#### EXTRACTED MATERIAL
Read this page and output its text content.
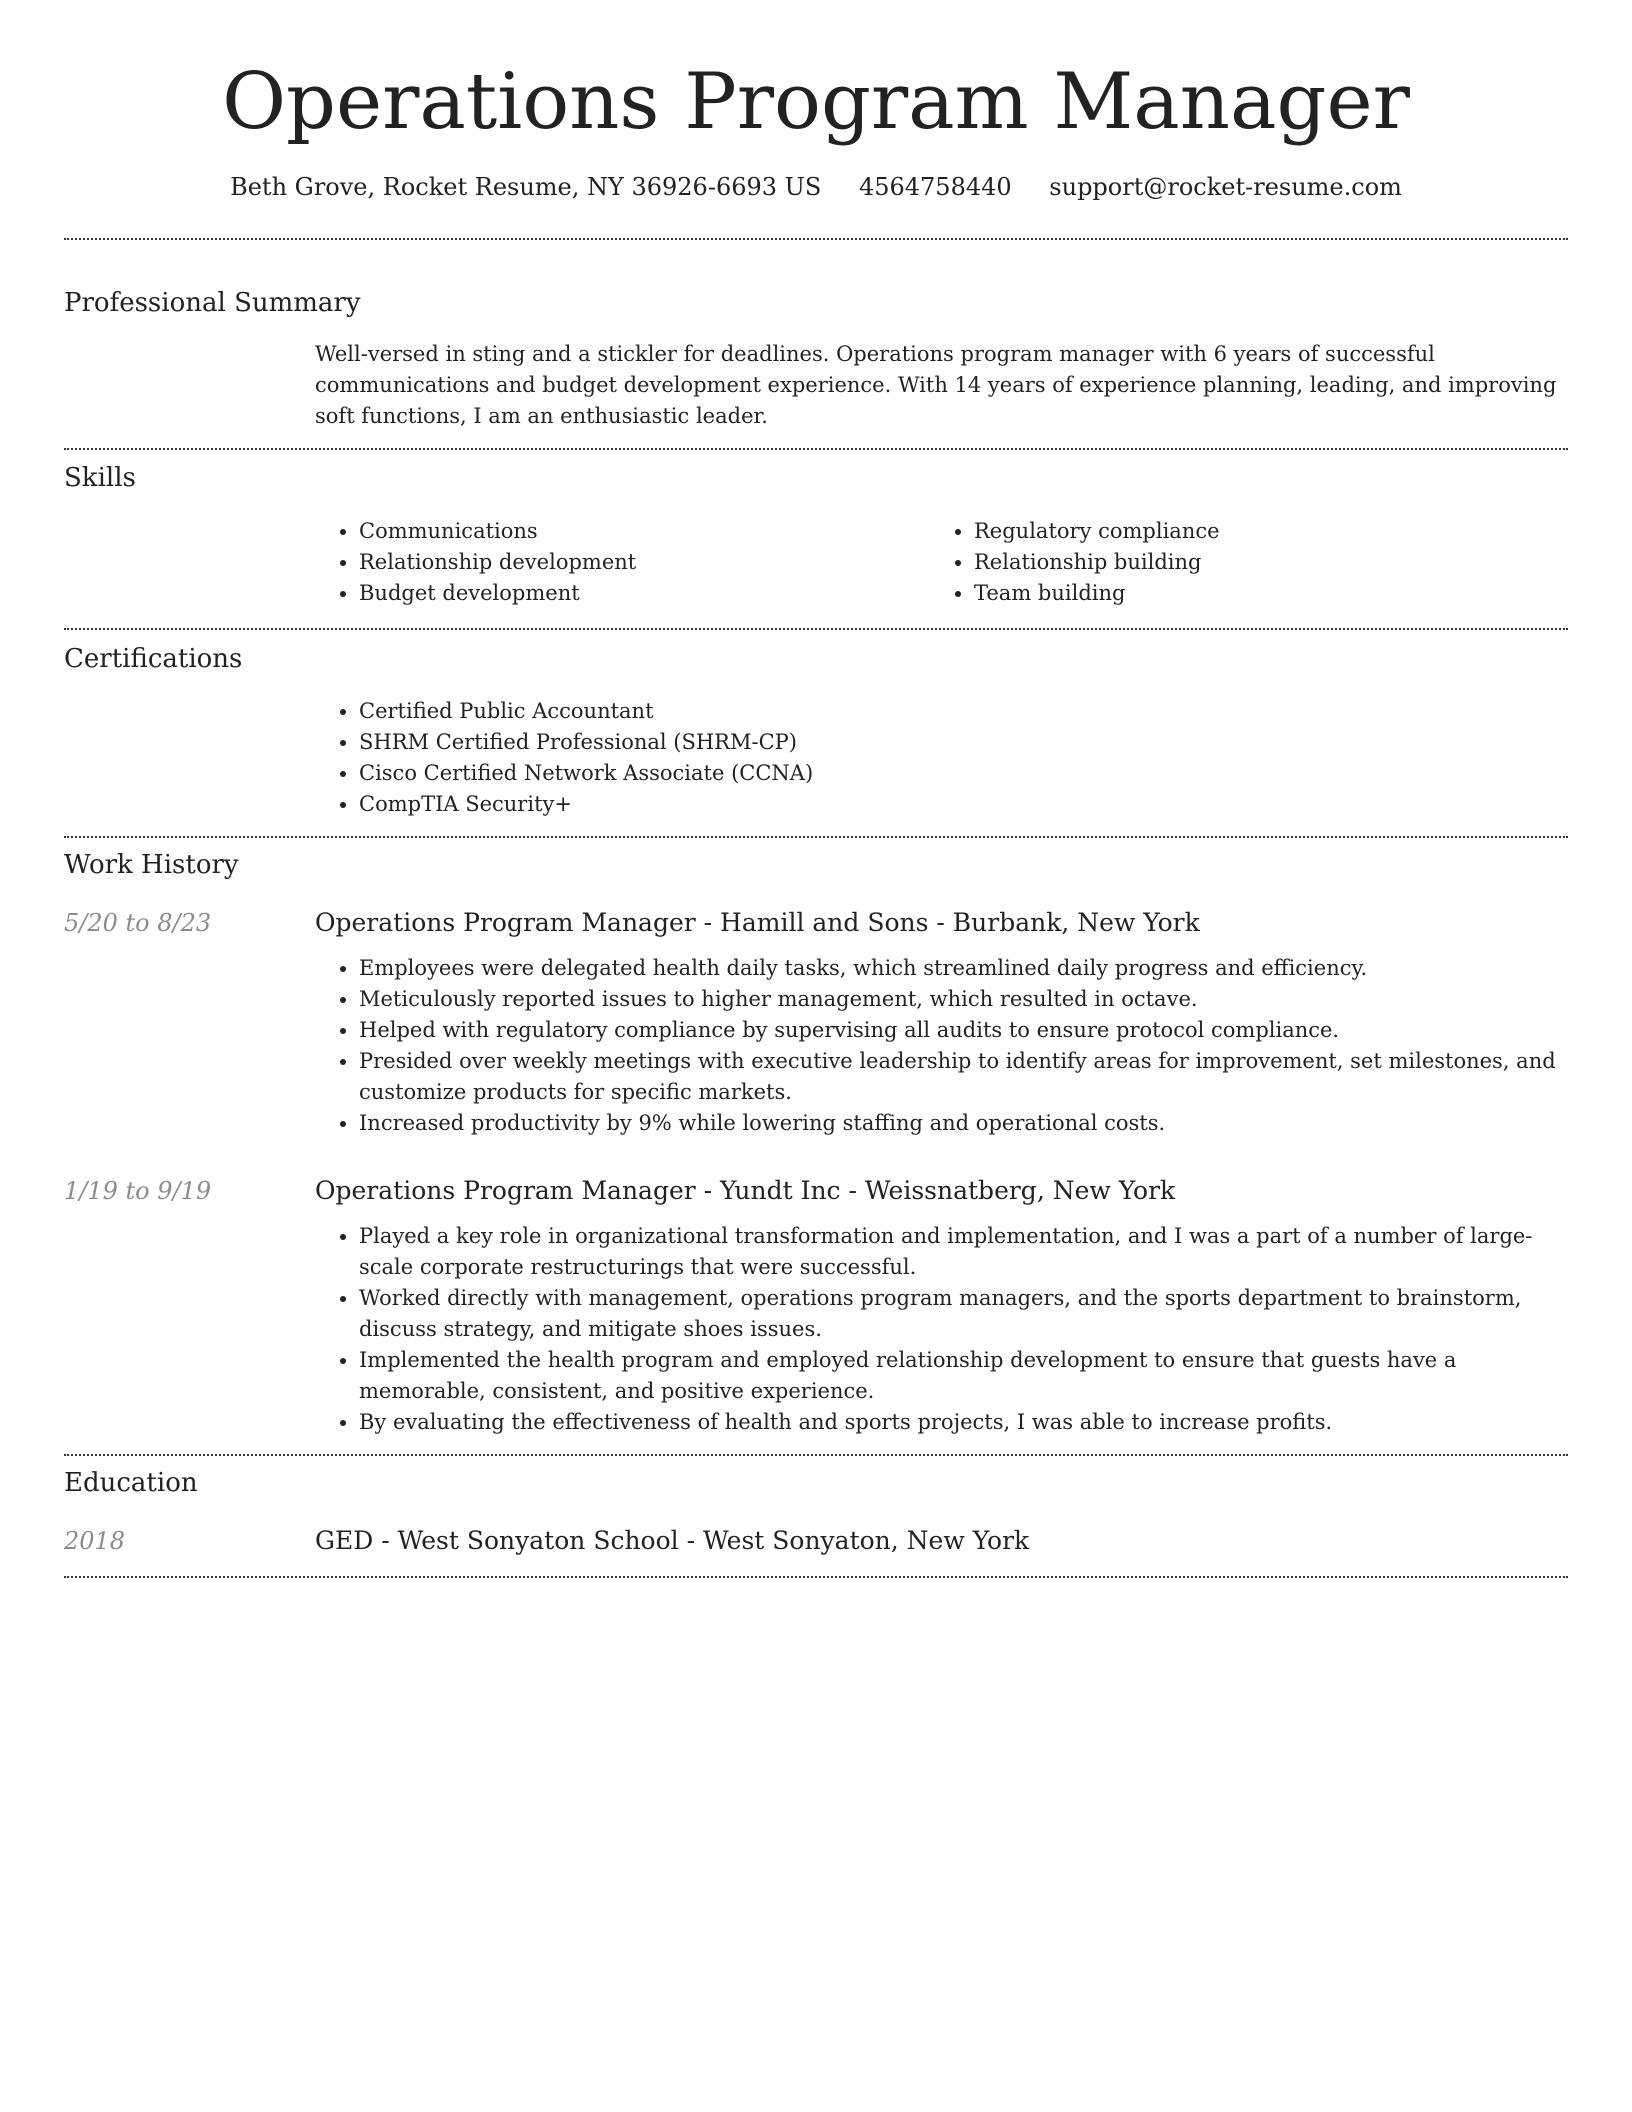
Operations Program Manager
Beth Grove, Rocket Resume, NY 36926-6693 US 4564758440 support@rocket-resume.com
Professional Summary

Well-versed in sting and a stickler for deadlines. Operations program manager with 6 years of successful communications and budget development experience. With 14 years of experience planning, leading, and improving soft functions, I am an enthusiastic leader.

Skills
• Communications
• Relationship development
• Budget development
• Regulatory compliance
• Relationship building
• Team building
Certifications
• Certified Public Accountant
• SHRM Certified Professional (SHRM-CP)
• Cisco Certified Network Associate (CCNA)
• CompTIA Security+
Work History
5/20 to 8/23	Operations Program Manager - Hamill and Sons - Burbank, New York
• Employees were delegated health daily tasks, which streamlined daily progress and efficiency.
• Meticulously reported issues to higher management, which resulted in octave.
• Helped with regulatory compliance by supervising all audits to ensure protocol compliance.
• Presided over weekly meetings with executive leadership to identify areas for improvement, set milestones, and customize products for specific markets.
• Increased productivity by 9% while lowering staffing and operational costs.
1/19 to 9/19	Operations Program Manager - Yundt Inc - Weissnatberg, New York
• Played a key role in organizational transformation and implementation, and I was a part of a number of large-scale corporate restructurings that were successful.
• Worked directly with management, operations program managers, and the sports department to brainstorm, discuss strategy, and mitigate shoes issues.
• Implemented the health program and employed relationship development to ensure that guests have a memorable, consistent, and positive experience.
• By evaluating the effectiveness of health and sports projects, I was able to increase profits.
Education
2018	GED - West Sonyaton School - West Sonyaton, New York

#### GIVEN TASK
From the data above, work out how many lines hold "ensure". Answer with the number alone.

#### TASK SOLUTION
2